--- Start of Supplied data ---
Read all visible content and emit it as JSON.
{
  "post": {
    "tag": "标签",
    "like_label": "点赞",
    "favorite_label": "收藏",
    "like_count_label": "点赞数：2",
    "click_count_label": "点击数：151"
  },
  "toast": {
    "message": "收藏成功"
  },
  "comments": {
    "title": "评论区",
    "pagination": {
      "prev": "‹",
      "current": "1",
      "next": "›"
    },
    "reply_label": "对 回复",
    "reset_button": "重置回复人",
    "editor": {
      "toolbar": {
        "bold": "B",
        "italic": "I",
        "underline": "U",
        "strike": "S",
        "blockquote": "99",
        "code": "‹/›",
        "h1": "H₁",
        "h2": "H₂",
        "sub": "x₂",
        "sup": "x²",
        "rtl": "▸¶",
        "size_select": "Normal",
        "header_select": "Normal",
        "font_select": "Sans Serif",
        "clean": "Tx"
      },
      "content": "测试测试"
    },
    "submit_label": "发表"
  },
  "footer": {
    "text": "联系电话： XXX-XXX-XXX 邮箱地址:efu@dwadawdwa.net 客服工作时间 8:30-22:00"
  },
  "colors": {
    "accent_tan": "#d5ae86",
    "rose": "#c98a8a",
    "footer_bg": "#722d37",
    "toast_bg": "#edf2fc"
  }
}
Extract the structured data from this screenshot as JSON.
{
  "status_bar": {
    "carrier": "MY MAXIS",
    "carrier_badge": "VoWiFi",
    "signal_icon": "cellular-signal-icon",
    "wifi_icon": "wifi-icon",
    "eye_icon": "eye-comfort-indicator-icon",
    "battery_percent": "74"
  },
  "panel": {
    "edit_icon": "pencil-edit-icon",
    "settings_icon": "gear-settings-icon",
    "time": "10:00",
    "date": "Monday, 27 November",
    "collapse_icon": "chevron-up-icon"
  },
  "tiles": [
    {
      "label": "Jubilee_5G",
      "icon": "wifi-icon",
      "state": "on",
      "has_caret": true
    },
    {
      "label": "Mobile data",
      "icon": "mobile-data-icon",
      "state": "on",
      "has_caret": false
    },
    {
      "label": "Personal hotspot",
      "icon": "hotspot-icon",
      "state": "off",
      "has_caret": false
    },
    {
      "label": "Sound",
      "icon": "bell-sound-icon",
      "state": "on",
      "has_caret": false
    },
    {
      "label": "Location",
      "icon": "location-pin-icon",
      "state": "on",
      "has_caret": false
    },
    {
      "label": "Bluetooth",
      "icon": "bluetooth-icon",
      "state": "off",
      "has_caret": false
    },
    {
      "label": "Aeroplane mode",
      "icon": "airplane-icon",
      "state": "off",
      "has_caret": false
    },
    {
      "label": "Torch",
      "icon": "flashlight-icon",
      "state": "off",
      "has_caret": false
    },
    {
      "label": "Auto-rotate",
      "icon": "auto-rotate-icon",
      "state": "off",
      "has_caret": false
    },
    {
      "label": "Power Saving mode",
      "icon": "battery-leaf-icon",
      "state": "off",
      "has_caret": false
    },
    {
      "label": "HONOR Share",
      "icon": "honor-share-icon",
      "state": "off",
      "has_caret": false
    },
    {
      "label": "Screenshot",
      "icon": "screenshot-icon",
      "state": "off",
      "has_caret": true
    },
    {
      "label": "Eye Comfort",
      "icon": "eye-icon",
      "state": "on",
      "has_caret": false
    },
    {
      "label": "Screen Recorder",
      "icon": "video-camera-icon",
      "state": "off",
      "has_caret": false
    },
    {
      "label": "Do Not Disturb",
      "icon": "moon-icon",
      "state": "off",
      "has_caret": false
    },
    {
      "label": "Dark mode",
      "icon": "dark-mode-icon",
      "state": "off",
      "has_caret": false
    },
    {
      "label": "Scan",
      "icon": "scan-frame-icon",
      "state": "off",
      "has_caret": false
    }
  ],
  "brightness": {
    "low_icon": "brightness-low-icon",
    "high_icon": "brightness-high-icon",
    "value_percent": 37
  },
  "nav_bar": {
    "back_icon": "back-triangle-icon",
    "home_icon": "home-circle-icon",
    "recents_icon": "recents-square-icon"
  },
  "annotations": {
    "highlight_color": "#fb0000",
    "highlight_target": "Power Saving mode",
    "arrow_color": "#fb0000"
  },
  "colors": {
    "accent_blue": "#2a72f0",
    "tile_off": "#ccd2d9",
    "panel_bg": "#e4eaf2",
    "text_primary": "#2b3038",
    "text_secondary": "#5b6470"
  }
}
--- End of Supplied data ---
## [Job]
Find the string "Power" in the records, then copy each line where it occurs.

## [Solution]
      "label": "Power Saving mode",
    "highlight_target": "Power Saving mode",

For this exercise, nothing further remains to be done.